TASK INPUTS:
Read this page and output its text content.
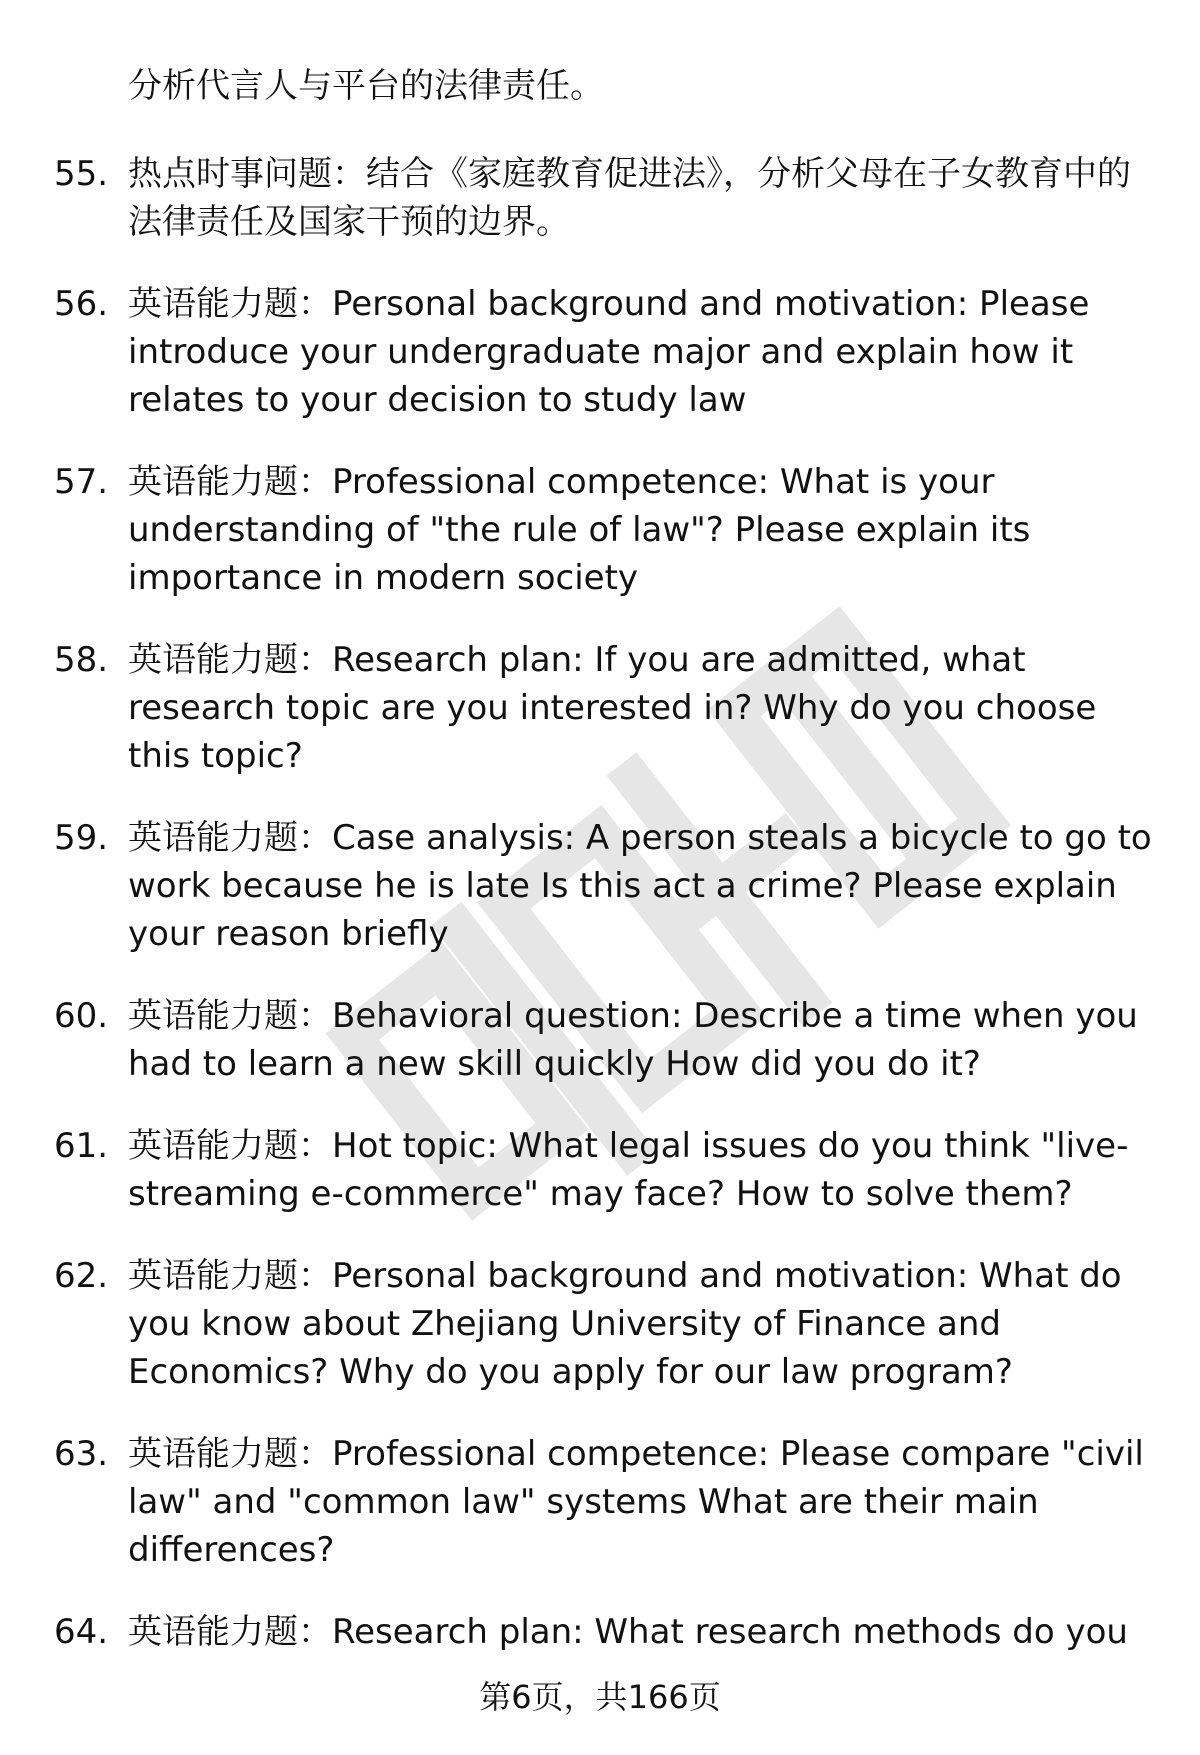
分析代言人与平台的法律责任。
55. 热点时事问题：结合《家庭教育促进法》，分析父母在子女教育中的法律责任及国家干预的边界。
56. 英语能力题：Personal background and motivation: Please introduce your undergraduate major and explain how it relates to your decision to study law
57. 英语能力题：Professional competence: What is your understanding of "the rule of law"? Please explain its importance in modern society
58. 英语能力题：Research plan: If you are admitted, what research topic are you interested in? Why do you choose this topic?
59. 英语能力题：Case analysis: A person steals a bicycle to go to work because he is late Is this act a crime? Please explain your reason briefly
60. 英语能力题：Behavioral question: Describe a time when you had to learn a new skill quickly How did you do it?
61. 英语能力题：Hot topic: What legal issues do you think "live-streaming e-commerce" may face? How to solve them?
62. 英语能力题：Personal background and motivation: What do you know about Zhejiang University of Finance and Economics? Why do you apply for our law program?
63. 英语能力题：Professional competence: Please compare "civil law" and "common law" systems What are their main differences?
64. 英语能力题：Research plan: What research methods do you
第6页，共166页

--

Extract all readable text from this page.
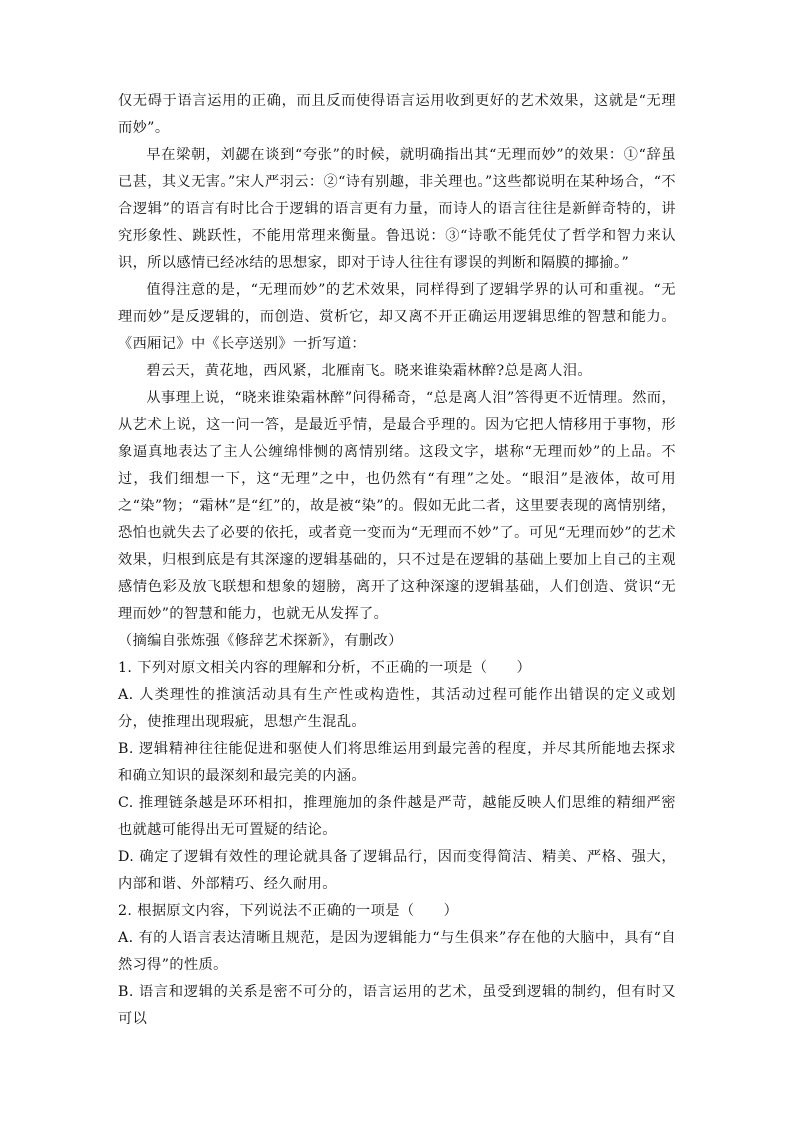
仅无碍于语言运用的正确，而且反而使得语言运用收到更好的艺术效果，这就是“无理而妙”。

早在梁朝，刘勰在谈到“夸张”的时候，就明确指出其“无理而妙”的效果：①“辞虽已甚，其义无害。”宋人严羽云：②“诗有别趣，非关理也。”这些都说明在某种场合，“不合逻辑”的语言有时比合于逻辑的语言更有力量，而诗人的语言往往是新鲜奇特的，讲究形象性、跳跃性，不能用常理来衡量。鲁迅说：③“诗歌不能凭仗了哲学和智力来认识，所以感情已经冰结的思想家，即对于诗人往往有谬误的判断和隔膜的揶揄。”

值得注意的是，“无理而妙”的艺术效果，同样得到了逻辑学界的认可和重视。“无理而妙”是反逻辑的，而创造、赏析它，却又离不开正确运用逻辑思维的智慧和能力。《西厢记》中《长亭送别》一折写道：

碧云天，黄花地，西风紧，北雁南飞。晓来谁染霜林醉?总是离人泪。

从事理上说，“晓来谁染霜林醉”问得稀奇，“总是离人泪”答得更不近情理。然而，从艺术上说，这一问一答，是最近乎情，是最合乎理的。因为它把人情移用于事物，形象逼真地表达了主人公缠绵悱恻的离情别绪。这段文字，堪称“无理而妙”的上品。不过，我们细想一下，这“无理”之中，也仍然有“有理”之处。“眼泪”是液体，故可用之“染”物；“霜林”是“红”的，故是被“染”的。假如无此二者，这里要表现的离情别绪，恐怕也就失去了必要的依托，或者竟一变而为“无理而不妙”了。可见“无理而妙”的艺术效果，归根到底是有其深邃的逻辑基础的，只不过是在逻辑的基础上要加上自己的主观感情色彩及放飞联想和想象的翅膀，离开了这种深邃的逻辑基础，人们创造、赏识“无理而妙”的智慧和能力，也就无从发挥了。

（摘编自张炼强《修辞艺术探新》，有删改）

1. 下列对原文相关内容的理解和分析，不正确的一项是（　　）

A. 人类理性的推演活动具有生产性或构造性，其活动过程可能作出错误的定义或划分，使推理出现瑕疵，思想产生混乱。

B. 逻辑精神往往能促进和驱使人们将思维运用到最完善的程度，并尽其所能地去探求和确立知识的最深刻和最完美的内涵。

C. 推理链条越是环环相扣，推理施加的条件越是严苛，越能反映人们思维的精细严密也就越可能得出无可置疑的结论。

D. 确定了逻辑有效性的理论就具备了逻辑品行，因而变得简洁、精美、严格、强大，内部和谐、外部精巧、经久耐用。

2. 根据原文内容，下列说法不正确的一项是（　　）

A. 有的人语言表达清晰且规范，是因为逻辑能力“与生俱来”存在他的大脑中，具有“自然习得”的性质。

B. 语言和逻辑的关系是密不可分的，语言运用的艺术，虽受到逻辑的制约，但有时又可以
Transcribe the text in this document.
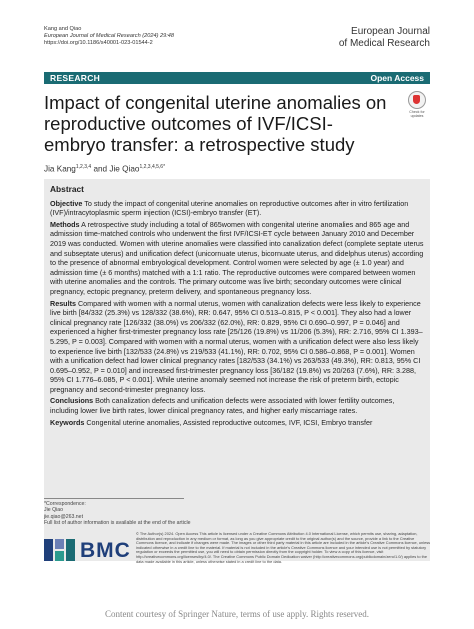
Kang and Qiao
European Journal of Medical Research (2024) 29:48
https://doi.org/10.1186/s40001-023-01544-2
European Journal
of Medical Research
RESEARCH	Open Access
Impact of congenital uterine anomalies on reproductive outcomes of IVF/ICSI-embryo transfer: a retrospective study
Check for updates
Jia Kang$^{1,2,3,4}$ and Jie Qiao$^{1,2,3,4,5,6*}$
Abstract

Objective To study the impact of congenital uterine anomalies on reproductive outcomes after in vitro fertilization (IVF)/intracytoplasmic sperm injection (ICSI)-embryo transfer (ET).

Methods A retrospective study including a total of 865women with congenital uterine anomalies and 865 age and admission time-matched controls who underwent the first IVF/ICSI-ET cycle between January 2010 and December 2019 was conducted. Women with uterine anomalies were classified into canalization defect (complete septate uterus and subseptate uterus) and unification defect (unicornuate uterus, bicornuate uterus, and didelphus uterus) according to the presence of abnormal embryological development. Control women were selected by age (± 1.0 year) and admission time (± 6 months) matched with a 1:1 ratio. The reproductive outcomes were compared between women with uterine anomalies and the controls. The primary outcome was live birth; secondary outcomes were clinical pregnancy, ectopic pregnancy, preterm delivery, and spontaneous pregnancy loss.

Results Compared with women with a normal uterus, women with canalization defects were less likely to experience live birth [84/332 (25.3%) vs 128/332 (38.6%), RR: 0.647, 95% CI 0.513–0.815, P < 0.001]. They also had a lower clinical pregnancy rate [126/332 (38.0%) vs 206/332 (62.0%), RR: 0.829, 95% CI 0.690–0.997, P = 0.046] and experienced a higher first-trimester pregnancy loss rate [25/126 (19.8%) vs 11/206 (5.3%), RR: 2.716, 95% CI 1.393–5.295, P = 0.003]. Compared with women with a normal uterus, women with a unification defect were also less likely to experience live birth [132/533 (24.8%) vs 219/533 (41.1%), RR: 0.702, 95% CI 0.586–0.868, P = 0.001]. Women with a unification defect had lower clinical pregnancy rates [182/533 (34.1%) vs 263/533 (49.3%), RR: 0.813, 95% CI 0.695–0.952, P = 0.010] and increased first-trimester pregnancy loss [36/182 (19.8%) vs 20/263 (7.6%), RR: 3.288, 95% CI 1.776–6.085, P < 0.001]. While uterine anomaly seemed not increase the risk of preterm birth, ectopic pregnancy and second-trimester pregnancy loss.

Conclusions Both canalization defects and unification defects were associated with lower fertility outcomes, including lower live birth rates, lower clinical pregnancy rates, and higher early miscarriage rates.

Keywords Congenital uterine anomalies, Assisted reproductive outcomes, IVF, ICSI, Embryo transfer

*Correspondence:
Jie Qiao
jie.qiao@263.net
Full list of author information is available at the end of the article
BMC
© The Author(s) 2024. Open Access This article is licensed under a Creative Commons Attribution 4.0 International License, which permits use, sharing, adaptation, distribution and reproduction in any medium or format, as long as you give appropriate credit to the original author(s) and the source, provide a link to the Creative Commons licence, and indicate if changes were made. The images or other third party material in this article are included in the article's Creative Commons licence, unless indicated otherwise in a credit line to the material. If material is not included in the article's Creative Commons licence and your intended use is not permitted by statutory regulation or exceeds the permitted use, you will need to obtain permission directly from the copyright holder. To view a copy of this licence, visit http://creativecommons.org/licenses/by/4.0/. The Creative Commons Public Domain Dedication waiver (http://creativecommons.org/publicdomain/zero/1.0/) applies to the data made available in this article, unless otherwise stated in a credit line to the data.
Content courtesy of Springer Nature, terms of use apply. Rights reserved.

WORK INSTRUCTIONS:
Pull out every line above that holds the word "Journal".

ANSWER TO THIS TASK:
European Journal of Medical Research (2024) 29:48
European Journal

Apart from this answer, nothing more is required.